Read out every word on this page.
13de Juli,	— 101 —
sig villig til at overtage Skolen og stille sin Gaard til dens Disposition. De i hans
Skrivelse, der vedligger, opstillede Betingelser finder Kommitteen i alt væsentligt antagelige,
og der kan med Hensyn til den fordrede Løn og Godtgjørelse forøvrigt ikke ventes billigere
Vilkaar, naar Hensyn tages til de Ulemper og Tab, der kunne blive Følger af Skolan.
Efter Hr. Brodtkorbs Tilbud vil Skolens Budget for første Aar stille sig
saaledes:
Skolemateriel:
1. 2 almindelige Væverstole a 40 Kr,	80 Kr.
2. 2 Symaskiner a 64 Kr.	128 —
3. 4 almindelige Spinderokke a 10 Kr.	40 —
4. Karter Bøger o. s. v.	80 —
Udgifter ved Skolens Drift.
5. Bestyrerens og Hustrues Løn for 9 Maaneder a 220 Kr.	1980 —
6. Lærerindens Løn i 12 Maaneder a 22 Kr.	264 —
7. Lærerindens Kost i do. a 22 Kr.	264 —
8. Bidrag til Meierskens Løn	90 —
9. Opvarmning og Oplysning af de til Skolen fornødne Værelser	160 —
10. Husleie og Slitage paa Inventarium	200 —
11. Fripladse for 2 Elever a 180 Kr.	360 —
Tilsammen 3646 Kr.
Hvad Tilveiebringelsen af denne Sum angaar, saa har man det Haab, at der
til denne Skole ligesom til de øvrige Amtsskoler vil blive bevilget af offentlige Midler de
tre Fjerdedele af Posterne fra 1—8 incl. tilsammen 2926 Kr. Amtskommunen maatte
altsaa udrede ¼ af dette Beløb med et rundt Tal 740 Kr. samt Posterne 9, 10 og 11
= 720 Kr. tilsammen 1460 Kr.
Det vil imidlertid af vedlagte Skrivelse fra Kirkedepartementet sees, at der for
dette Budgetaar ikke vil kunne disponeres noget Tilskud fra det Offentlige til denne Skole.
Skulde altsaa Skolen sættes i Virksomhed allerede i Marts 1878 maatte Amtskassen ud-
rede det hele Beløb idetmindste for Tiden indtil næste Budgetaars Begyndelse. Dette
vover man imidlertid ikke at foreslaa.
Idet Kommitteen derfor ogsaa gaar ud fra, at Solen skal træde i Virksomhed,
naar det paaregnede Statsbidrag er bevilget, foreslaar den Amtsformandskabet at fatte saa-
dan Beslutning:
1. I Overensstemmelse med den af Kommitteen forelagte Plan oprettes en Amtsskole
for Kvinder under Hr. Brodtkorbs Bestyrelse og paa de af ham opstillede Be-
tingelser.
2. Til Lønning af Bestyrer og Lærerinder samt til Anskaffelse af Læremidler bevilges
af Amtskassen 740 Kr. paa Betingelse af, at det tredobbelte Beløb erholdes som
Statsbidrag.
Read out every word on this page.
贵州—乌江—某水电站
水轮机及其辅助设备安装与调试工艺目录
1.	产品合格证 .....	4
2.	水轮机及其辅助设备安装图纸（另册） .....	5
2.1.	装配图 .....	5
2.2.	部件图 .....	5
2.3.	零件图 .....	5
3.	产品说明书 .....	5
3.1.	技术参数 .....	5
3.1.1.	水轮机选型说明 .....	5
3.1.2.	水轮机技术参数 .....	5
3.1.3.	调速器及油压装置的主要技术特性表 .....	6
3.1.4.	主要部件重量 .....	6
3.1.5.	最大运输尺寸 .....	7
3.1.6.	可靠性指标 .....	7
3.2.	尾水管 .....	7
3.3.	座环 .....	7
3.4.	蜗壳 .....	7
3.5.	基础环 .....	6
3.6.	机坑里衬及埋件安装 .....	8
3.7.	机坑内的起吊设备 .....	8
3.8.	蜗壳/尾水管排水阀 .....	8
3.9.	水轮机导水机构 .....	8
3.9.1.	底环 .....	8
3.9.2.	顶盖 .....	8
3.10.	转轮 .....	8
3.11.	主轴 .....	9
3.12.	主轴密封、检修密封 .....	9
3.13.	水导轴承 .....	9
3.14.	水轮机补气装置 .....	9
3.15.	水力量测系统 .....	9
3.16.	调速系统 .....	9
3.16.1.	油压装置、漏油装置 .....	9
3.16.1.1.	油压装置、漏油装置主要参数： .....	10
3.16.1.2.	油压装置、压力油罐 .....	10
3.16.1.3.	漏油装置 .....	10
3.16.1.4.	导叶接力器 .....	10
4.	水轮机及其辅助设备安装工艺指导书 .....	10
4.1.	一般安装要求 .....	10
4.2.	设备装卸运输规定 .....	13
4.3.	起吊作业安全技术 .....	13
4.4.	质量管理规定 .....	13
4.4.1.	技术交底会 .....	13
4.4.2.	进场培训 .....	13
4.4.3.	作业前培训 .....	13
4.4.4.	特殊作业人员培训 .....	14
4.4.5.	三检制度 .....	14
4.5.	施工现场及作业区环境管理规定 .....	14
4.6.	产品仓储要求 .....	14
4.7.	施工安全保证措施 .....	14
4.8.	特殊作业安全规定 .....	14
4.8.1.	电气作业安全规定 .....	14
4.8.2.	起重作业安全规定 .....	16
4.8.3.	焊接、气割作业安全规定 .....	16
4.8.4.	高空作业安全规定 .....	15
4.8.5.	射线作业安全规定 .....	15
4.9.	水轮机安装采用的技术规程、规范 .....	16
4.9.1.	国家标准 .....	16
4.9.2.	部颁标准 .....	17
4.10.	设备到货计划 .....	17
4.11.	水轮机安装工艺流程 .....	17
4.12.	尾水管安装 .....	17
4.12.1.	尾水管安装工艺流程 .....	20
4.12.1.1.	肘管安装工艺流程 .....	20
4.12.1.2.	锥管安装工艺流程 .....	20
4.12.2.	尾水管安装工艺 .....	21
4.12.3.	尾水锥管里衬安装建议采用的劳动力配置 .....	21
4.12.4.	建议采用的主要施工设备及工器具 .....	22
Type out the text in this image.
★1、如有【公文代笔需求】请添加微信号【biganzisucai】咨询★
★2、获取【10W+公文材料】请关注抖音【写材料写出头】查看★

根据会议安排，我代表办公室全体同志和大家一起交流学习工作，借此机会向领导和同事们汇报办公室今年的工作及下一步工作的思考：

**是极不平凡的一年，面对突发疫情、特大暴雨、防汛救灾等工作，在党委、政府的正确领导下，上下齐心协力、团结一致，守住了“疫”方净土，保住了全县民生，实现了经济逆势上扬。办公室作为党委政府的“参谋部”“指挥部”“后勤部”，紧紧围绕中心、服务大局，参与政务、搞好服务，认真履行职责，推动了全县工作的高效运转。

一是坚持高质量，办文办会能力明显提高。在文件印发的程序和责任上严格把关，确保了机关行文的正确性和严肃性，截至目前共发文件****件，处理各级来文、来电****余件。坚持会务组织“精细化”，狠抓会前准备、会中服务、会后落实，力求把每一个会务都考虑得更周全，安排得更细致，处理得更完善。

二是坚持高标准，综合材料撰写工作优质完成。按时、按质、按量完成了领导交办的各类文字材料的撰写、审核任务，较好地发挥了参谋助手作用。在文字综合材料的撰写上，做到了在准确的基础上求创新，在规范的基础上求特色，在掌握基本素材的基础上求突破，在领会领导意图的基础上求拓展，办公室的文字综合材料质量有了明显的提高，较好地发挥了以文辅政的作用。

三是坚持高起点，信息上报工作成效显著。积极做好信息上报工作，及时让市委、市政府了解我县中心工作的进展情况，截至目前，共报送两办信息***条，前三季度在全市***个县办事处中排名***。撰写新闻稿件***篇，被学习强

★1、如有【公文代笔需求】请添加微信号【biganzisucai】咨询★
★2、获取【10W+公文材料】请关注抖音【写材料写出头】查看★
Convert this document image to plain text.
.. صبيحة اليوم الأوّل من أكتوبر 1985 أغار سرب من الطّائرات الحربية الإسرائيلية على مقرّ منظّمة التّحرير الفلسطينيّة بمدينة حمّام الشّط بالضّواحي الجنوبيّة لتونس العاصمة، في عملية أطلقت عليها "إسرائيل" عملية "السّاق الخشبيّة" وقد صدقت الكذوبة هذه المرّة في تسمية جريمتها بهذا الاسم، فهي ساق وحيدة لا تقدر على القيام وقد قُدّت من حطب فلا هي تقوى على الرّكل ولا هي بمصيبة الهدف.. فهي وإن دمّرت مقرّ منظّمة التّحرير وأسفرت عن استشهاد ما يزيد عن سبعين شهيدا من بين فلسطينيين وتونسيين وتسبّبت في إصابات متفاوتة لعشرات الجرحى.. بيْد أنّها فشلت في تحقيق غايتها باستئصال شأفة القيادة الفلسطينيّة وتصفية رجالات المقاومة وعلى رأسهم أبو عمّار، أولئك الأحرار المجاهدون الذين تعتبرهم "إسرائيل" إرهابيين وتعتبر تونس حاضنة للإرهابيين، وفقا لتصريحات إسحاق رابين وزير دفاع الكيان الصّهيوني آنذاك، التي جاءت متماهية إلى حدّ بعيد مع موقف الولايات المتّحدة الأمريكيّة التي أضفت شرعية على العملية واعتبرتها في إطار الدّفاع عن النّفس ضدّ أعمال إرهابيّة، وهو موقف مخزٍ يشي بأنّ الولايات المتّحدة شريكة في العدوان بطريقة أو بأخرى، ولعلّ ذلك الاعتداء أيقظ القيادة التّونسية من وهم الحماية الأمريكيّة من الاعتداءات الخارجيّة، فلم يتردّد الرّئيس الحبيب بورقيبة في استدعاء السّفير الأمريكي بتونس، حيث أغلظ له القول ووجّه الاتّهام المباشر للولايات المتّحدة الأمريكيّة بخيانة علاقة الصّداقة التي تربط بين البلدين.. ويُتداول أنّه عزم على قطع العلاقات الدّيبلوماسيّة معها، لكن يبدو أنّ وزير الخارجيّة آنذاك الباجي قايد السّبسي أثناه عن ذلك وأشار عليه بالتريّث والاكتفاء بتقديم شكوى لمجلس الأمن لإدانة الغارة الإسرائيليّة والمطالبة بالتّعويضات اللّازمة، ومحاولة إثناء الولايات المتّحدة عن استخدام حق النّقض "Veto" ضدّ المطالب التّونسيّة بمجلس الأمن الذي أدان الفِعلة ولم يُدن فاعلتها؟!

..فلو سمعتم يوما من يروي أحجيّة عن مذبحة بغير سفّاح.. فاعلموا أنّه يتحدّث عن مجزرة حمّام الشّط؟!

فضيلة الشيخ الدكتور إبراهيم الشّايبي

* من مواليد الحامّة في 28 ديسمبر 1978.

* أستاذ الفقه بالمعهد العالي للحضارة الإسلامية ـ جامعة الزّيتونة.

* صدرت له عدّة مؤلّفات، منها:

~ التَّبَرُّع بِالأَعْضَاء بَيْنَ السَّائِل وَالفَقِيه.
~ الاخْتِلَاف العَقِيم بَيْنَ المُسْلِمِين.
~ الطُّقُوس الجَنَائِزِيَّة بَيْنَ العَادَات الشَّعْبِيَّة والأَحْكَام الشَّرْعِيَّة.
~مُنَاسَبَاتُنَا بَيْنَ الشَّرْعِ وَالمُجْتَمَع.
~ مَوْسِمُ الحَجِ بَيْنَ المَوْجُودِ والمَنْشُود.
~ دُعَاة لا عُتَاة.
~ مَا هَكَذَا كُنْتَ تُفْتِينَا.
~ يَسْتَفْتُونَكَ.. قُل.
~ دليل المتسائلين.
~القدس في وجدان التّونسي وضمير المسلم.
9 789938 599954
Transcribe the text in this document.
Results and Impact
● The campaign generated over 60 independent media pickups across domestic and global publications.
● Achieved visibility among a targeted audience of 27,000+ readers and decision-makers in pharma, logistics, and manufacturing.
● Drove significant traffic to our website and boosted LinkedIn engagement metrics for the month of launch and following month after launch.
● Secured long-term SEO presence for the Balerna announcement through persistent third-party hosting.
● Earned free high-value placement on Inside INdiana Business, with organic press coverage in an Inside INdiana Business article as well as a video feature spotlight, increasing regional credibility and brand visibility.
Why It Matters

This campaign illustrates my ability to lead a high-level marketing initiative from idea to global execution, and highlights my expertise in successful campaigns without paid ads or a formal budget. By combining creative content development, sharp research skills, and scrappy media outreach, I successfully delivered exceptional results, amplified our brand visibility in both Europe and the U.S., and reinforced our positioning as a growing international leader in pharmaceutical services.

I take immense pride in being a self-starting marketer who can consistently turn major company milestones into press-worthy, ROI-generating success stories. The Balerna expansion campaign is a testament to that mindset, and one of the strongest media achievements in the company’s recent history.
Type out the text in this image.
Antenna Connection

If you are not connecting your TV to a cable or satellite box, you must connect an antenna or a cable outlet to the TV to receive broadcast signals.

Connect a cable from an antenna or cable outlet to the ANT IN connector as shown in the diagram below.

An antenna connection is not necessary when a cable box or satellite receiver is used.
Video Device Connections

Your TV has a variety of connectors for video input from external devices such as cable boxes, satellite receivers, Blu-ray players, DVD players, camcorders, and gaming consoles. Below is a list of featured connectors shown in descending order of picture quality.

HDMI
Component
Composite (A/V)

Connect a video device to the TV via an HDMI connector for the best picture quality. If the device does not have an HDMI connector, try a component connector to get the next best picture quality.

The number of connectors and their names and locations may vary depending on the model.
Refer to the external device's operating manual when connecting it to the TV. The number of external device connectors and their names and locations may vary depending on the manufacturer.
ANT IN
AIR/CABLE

▬▬▬▬▬▬

REQUEST:
Copy each line of the records above that carries the word "Amtskassen".

RESPONSE TO THIS EXERCISE:
Skulde altsaa Skolen sættes i Virksomhed allerede i Marts 1878 maatte Amtskassen ud-
af Amtskassen 740 Kr. paa Betingelse af, at det tredobbelte Beløb erholdes som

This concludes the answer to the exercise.